(Part of a data file)
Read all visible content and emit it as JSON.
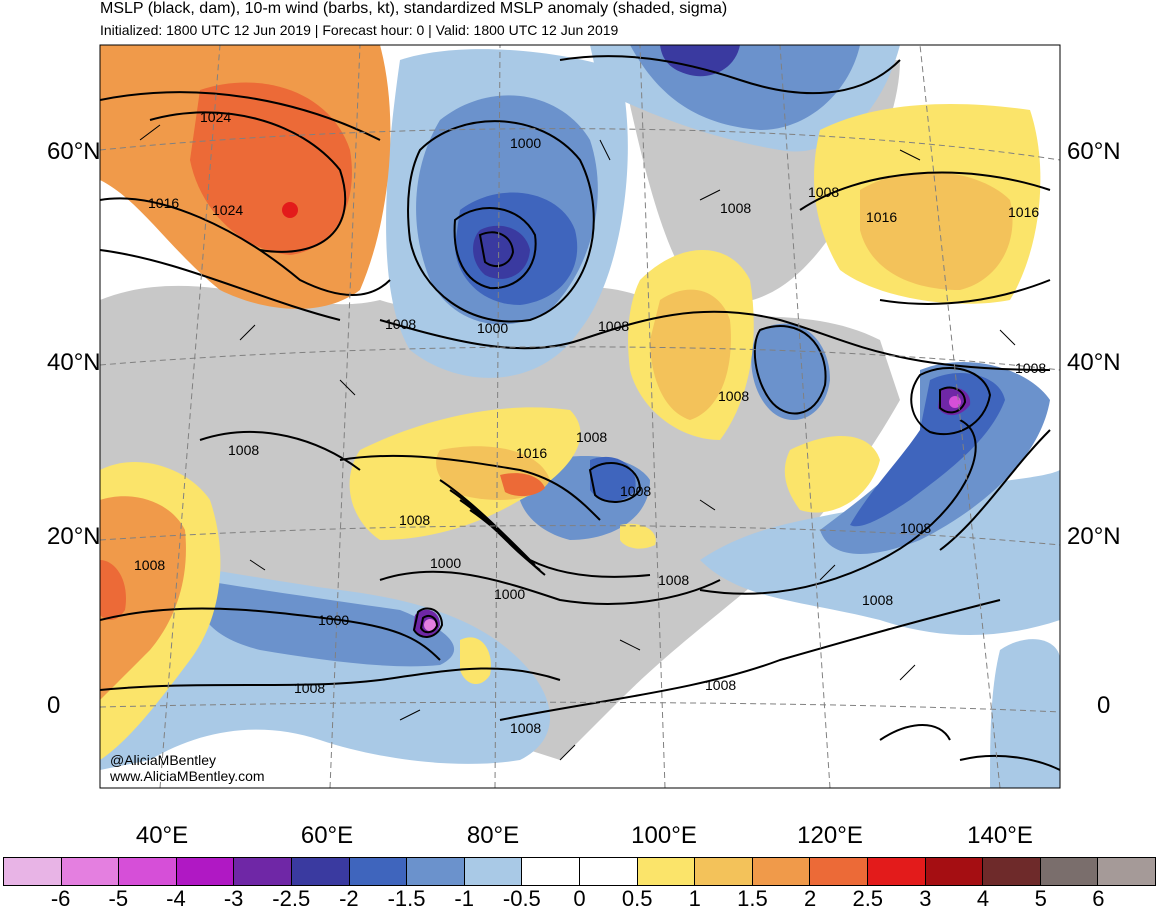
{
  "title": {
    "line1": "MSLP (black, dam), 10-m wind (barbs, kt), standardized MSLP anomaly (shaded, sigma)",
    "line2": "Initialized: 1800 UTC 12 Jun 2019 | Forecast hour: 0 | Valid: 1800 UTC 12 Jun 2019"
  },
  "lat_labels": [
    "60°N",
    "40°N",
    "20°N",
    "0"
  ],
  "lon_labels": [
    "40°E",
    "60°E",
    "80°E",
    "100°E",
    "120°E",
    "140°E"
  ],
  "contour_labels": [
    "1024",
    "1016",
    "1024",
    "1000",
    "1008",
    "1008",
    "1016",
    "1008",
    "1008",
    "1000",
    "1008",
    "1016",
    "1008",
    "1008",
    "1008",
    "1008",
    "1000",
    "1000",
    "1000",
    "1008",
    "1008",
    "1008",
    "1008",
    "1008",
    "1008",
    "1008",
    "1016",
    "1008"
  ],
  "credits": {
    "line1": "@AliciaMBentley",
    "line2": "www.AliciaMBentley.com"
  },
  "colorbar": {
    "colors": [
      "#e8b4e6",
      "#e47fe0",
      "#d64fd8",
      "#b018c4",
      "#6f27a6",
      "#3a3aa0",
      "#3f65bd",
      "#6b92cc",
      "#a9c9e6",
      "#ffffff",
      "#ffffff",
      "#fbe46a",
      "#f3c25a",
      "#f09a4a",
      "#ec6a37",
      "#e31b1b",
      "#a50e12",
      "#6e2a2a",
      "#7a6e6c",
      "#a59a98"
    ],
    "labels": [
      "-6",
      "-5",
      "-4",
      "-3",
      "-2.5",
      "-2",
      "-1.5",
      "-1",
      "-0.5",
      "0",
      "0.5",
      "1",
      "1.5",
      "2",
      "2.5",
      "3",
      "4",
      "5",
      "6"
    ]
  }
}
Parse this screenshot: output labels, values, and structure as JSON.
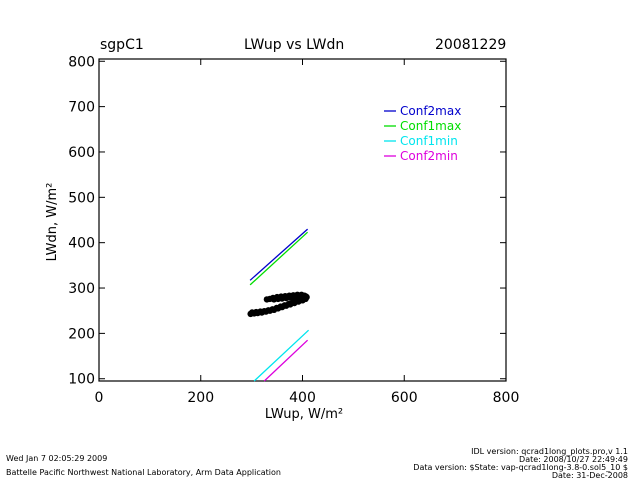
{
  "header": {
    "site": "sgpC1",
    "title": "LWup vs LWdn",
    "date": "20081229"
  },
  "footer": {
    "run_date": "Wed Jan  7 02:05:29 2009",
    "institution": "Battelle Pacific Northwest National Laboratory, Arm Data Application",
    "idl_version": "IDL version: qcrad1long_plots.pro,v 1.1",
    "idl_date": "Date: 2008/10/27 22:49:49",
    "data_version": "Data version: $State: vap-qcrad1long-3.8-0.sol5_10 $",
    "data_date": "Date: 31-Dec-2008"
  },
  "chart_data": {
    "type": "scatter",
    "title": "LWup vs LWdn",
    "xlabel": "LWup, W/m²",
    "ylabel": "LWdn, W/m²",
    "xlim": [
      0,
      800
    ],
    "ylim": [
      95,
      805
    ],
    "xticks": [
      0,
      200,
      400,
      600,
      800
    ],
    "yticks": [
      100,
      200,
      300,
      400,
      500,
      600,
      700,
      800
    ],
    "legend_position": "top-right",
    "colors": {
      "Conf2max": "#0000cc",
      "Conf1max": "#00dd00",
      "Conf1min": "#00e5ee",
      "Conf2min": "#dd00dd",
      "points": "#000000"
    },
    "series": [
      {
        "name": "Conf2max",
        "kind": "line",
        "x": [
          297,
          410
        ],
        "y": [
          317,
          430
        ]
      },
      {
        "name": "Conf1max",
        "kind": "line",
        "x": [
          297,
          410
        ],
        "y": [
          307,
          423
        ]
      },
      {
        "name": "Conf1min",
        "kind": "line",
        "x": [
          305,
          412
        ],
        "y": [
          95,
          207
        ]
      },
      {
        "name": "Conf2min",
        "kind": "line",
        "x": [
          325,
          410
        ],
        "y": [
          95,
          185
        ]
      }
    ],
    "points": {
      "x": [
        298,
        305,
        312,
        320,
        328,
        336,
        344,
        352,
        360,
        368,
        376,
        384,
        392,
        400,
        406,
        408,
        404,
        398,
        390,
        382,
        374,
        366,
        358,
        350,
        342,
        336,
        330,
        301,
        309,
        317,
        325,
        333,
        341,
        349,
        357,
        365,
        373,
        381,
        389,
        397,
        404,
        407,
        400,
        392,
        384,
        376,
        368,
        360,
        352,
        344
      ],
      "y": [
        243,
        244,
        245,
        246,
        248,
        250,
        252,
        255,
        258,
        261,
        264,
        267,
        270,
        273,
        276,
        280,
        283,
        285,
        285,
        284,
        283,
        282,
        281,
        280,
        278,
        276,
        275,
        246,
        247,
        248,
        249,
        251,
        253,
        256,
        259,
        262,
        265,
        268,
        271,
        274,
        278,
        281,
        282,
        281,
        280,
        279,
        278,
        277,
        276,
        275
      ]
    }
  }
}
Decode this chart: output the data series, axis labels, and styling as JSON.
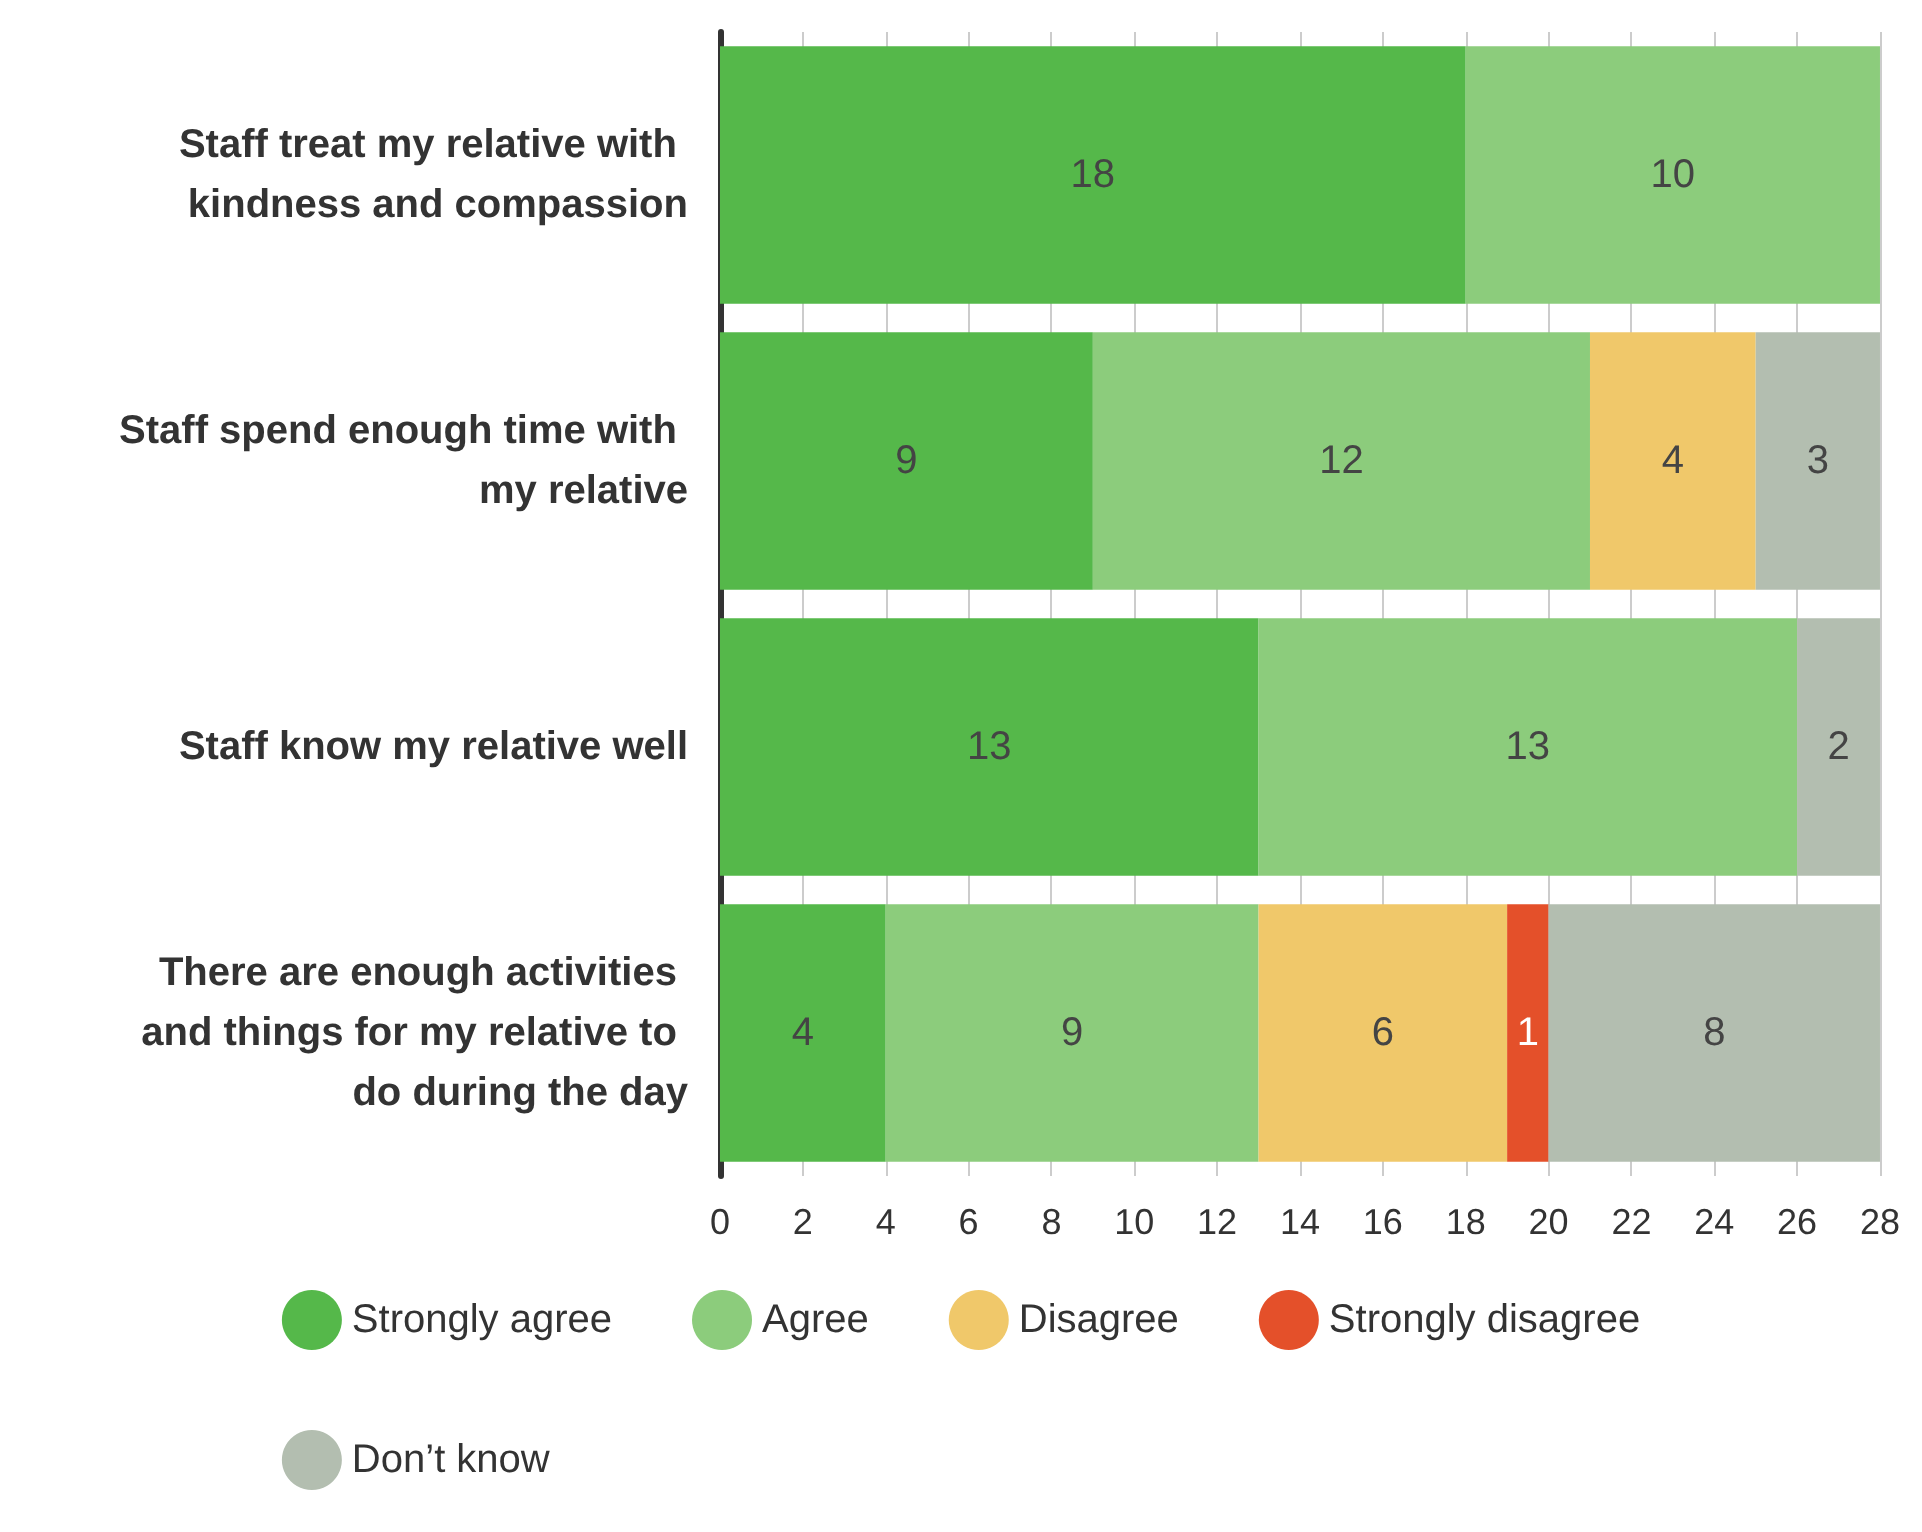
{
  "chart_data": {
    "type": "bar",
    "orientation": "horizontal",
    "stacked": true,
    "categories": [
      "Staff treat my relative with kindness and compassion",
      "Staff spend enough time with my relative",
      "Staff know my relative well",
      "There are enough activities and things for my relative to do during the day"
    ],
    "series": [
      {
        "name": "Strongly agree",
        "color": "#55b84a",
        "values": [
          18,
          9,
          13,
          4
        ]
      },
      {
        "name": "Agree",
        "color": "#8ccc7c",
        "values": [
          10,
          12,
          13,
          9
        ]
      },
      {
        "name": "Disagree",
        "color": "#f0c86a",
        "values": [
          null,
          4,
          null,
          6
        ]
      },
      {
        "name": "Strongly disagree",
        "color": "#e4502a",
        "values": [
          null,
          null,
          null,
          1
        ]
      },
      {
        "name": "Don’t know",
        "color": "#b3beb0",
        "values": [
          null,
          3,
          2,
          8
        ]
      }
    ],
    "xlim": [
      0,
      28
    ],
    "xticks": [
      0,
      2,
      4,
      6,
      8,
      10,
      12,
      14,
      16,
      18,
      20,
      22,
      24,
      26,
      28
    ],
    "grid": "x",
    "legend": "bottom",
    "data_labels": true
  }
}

Written task = Reproduce the full listing above verbatim, with no pictures included.

The solution =
Read all visible content and emit it as JSON.
{
  "title": {
    "line1": "MSLP (black, dam), 10-m wind (barbs, kt), standardized MSLP anomaly (shaded, sigma)",
    "line2": "Initialized: 1800 UTC 12 Jun 2019 | Forecast hour: 0 | Valid: 1800 UTC 12 Jun 2019"
  },
  "lat_labels": [
    "60°N",
    "40°N",
    "20°N",
    "0"
  ],
  "lon_labels": [
    "40°E",
    "60°E",
    "80°E",
    "100°E",
    "120°E",
    "140°E"
  ],
  "contour_labels": [
    "1024",
    "1016",
    "1024",
    "1000",
    "1008",
    "1008",
    "1016",
    "1008",
    "1008",
    "1000",
    "1008",
    "1016",
    "1008",
    "1008",
    "1008",
    "1008",
    "1000",
    "1000",
    "1000",
    "1008",
    "1008",
    "1008",
    "1008",
    "1008",
    "1008",
    "1008",
    "1016",
    "1008"
  ],
  "credits": {
    "line1": "@AliciaMBentley",
    "line2": "www.AliciaMBentley.com"
  },
  "colorbar": {
    "colors": [
      "#e8b4e6",
      "#e47fe0",
      "#d64fd8",
      "#b018c4",
      "#6f27a6",
      "#3a3aa0",
      "#3f65bd",
      "#6b92cc",
      "#a9c9e6",
      "#ffffff",
      "#ffffff",
      "#fbe46a",
      "#f3c25a",
      "#f09a4a",
      "#ec6a37",
      "#e31b1b",
      "#a50e12",
      "#6e2a2a",
      "#7a6e6c",
      "#a59a98"
    ],
    "labels": [
      "-6",
      "-5",
      "-4",
      "-3",
      "-2.5",
      "-2",
      "-1.5",
      "-1",
      "-0.5",
      "0",
      "0.5",
      "1",
      "1.5",
      "2",
      "2.5",
      "3",
      "4",
      "5",
      "6"
    ]
  }
}
Parse this screenshot: output labels, values, and structure as JSON.
{
  "header": {
    "site": "sgpC1",
    "title": "LWup vs LWdn",
    "date": "20081229"
  },
  "footer": {
    "run_date": "Wed Jan  7 02:05:29 2009",
    "institution": "Battelle Pacific Northwest National Laboratory, Arm Data Application",
    "idl_version": "IDL version: qcrad1long_plots.pro,v 1.1",
    "idl_date": "Date: 2008/10/27 22:49:49",
    "data_version": "Data version: $State: vap-qcrad1long-3.8-0.sol5_10 $",
    "data_date": "Date: 31-Dec-2008"
  },
  "chart_data": {
    "type": "scatter",
    "title": "LWup vs LWdn",
    "xlabel": "LWup, W/m²",
    "ylabel": "LWdn, W/m²",
    "xlim": [
      0,
      800
    ],
    "ylim": [
      95,
      805
    ],
    "xticks": [
      0,
      200,
      400,
      600,
      800
    ],
    "yticks": [
      100,
      200,
      300,
      400,
      500,
      600,
      700,
      800
    ],
    "legend_position": "top-right",
    "colors": {
      "Conf2max": "#0000cc",
      "Conf1max": "#00dd00",
      "Conf1min": "#00e5ee",
      "Conf2min": "#dd00dd",
      "points": "#000000"
    },
    "series": [
      {
        "name": "Conf2max",
        "kind": "line",
        "x": [
          297,
          410
        ],
        "y": [
          317,
          430
        ]
      },
      {
        "name": "Conf1max",
        "kind": "line",
        "x": [
          297,
          410
        ],
        "y": [
          307,
          423
        ]
      },
      {
        "name": "Conf1min",
        "kind": "line",
        "x": [
          305,
          412
        ],
        "y": [
          95,
          207
        ]
      },
      {
        "name": "Conf2min",
        "kind": "line",
        "x": [
          325,
          410
        ],
        "y": [
          95,
          185
        ]
      }
    ],
    "points": {
      "x": [
        298,
        305,
        312,
        320,
        328,
        336,
        344,
        352,
        360,
        368,
        376,
        384,
        392,
        400,
        406,
        408,
        404,
        398,
        390,
        382,
        374,
        366,
        358,
        350,
        342,
        336,
        330,
        301,
        309,
        317,
        325,
        333,
        341,
        349,
        357,
        365,
        373,
        381,
        389,
        397,
        404,
        407,
        400,
        392,
        384,
        376,
        368,
        360,
        352,
        344
      ],
      "y": [
        243,
        244,
        245,
        246,
        248,
        250,
        252,
        255,
        258,
        261,
        264,
        267,
        270,
        273,
        276,
        280,
        283,
        285,
        285,
        284,
        283,
        282,
        281,
        280,
        278,
        276,
        275,
        246,
        247,
        248,
        249,
        251,
        253,
        256,
        259,
        262,
        265,
        268,
        271,
        274,
        278,
        281,
        282,
        281,
        280,
        279,
        278,
        277,
        276,
        275
      ]
    }
  }
}
Decode this chart: output the data series, axis labels, and styling as JSON.
{
  "chart_data": {
    "type": "bar",
    "orientation": "horizontal",
    "stacked": true,
    "categories": [
      "Staff treat my relative with kindness and compassion",
      "Staff spend enough time with my relative",
      "Staff know my relative well",
      "There are enough activities and things for my relative to do during the day"
    ],
    "series": [
      {
        "name": "Strongly agree",
        "color": "#55b84a",
        "values": [
          18,
          9,
          13,
          4
        ]
      },
      {
        "name": "Agree",
        "color": "#8ccc7c",
        "values": [
          10,
          12,
          13,
          9
        ]
      },
      {
        "name": "Disagree",
        "color": "#f0c86a",
        "values": [
          null,
          4,
          null,
          6
        ]
      },
      {
        "name": "Strongly disagree",
        "color": "#e4502a",
        "values": [
          null,
          null,
          null,
          1
        ]
      },
      {
        "name": "Don’t know",
        "color": "#b3beb0",
        "values": [
          null,
          3,
          2,
          8
        ]
      }
    ],
    "xlim": [
      0,
      28
    ],
    "xticks": [
      0,
      2,
      4,
      6,
      8,
      10,
      12,
      14,
      16,
      18,
      20,
      22,
      24,
      26,
      28
    ],
    "grid": "x",
    "legend": "bottom",
    "data_labels": true
  }
}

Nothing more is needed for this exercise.